> [Problem to work on]:
Reproduce the part of the Snarkitecture text starting at "This is the" and ending at "the design world.)".

> [Given text]:

________________

Felt lights, by Snarkitecture and The Woolmark Company
Mathematician and science writer Martin Gardner described Lewis Carroll's The Hunting of the Snark as an 'impossible voyage of an improbable crew to find an inconceivable creature' in his 1974 treatise The Annotated Snark. Full of Boojums and Bandersnatches, the nonsense poem is an exploration of the inadequacy of language, meaning and symbols, and features a crew using a blank piece of paper as a map.
This is the territory into which the artist Daniel Arsham and architect Alex Mustonen have placed their work by naming their art and design studio Snarkitecture. 'The Hunting of the Snark tells the story of these misfits who are on a misguided search,' explain the pair. 'They set out into the ocean with a blank map, searching for this ineffable, unknown thing.' (The first edition of The Hunting of the Snark in 1876 also contained one of the first printed appearances of 'thingumajig', a word invaluable to those working at the wilder edges of the design world.)
Snarkitecture is, the pair say, a collaboration operating in territories between the disciplines of art and architecture. They met while studying at Cooper Union and have collaborated since at their Brooklyn studio. Their challenging projects and installations have included an exhibition at Miami's Volume Gallery, 'Funiture', which featured seemingly broken or falling apart furniture that was actually functional.

________________

(Excerpt from a dataset)
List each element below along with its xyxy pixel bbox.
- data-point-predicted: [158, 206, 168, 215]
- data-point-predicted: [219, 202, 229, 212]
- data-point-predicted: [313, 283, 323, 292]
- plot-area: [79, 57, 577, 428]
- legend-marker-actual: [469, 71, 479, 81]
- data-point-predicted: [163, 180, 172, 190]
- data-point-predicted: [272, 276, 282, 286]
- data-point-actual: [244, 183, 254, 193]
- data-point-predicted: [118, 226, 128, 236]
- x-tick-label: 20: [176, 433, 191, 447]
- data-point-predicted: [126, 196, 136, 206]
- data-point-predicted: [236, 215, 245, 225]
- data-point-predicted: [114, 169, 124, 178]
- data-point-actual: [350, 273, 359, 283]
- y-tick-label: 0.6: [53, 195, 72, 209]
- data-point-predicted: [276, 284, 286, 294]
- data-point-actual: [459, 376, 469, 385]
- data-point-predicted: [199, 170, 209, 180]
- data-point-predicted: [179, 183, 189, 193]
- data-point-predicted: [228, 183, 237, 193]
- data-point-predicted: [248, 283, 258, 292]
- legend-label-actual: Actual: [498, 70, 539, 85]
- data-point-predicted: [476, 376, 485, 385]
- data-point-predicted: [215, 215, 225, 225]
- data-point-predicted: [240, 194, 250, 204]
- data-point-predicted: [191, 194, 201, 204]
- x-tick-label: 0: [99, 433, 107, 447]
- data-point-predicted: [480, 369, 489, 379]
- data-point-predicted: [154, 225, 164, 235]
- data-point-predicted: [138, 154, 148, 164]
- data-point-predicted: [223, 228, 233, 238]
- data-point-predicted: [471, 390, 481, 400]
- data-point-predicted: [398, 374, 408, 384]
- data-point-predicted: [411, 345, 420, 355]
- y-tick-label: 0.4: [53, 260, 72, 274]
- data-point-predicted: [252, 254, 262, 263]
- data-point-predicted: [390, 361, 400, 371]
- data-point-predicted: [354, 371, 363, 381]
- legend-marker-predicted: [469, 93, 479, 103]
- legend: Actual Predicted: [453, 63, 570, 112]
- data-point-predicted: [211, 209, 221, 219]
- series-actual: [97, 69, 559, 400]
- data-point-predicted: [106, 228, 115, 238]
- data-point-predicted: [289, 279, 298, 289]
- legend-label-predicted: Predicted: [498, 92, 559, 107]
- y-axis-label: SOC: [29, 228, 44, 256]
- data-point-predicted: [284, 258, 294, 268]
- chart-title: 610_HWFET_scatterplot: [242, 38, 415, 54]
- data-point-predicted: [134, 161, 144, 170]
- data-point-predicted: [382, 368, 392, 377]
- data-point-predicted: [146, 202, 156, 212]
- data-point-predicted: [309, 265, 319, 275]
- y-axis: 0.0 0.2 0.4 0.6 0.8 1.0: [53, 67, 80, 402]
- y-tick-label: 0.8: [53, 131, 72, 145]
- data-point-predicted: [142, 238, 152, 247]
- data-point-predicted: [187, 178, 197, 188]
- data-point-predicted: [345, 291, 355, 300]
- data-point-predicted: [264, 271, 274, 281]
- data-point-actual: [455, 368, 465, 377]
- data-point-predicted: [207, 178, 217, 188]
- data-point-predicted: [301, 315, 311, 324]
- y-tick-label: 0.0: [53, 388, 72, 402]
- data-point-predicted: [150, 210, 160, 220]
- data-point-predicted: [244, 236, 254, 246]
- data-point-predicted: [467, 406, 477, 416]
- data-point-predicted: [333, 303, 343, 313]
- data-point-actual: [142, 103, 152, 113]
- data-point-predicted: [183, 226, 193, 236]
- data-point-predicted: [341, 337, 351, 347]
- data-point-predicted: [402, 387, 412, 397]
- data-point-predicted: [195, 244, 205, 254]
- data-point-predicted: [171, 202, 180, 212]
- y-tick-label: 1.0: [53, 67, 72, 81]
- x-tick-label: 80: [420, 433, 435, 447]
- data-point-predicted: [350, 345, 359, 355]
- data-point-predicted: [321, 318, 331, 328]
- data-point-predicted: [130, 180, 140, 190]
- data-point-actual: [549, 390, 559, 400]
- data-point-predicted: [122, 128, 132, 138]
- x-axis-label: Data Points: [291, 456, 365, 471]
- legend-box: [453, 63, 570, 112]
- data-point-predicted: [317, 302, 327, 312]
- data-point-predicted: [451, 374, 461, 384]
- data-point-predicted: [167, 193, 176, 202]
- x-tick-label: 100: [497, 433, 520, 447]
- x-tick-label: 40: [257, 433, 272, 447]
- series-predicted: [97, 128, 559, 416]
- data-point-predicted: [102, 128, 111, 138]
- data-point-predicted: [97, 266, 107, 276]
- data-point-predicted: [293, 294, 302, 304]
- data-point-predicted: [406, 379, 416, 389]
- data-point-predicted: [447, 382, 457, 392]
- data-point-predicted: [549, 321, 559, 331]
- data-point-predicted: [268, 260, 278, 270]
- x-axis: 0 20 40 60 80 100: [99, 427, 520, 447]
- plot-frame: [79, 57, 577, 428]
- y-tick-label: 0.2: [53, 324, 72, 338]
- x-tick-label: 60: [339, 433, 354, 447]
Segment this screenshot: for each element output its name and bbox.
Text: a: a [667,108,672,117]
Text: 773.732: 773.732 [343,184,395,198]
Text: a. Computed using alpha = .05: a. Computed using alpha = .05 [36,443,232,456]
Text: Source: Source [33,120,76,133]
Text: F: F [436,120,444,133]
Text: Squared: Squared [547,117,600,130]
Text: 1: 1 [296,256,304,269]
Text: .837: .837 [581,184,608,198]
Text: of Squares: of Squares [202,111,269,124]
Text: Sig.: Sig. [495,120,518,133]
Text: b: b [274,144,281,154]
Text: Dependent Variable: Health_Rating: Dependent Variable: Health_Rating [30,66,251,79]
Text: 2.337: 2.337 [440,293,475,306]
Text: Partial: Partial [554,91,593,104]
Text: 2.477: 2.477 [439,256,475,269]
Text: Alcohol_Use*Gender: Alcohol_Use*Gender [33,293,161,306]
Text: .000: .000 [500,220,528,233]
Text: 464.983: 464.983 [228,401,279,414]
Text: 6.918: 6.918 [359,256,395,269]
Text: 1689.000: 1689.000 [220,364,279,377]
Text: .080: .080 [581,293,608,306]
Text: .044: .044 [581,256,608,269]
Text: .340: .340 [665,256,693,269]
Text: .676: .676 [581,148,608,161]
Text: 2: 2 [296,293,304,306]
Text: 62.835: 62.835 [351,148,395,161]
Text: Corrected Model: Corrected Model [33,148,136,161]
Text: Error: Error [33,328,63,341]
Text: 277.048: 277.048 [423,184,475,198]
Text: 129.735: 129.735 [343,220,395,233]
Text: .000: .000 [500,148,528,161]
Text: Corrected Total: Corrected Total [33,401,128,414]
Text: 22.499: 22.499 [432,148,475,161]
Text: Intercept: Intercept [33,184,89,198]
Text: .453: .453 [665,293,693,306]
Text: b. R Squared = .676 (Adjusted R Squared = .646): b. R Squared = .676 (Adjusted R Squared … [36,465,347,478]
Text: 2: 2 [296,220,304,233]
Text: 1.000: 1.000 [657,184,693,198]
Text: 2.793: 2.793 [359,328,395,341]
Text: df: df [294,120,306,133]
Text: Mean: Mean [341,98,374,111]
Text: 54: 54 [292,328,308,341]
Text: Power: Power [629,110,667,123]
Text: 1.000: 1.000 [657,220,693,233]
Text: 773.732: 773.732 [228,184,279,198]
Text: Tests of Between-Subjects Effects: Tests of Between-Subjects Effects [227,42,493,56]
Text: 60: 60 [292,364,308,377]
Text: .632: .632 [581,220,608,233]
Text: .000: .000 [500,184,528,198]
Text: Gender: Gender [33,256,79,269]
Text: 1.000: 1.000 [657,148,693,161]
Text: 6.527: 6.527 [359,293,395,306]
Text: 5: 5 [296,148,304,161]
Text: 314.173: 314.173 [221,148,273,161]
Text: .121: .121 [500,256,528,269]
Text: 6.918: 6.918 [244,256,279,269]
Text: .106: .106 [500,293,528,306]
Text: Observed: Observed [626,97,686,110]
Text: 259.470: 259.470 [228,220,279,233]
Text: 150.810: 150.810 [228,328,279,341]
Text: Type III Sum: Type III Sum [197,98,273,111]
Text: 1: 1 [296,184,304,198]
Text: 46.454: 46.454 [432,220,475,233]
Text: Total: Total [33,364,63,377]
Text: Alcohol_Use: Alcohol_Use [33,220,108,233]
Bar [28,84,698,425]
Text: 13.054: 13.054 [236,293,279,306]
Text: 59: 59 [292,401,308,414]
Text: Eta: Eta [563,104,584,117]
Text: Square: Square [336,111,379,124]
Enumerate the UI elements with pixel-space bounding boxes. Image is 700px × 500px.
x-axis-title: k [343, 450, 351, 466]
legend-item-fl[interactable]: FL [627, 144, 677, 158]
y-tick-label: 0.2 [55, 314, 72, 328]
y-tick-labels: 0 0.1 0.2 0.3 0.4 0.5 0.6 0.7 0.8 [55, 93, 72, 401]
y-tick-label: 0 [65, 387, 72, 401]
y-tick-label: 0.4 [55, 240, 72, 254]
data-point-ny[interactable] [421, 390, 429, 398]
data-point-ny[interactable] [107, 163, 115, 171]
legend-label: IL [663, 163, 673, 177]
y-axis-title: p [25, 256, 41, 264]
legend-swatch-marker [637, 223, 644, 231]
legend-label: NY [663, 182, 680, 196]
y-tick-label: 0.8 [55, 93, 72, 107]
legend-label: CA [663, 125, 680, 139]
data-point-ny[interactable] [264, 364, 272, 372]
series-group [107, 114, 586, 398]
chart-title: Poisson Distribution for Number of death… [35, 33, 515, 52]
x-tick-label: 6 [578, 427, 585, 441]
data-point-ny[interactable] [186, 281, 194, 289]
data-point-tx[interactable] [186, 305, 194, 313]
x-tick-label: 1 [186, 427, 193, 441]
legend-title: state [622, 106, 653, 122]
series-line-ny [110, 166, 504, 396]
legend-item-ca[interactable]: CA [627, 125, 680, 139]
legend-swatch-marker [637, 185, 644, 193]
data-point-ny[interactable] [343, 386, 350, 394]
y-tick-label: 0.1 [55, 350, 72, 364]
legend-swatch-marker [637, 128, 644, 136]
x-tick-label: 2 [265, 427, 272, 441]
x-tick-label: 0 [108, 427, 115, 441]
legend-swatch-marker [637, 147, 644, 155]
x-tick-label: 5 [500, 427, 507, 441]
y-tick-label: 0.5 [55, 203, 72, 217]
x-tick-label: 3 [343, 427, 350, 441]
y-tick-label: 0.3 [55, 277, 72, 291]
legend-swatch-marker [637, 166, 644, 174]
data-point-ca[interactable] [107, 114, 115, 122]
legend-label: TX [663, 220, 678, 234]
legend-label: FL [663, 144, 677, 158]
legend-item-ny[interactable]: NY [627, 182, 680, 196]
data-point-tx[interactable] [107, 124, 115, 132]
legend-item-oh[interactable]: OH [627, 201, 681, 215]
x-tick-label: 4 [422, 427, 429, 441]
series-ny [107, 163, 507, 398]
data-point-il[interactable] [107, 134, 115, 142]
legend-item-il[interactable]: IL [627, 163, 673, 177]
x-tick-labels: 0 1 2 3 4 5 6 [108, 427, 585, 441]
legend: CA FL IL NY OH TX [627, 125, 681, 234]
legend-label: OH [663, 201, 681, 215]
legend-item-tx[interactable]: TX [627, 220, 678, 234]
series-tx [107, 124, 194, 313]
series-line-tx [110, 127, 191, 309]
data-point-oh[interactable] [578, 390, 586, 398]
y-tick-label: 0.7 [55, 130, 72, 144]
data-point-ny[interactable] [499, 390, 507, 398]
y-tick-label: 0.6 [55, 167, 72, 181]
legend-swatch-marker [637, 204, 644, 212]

________________

> [Exercise response]:
This is the territory into which the artist Daniel Arsham and architect Alex Mustonen have placed their work by naming their art and design studio Snarkitecture. 'The Hunting of the Snark tells the story of these misfits who are on a misguided search,' explain the pair. 'They set out into the ocean with a blank map, searching for this ineffable, unknown thing.' (The first edition of The Hunting of the Snark in 1876 also contained one of the first printed appearances of 'thingumajig', a word invaluable to those working at the wilder edges of the design world.)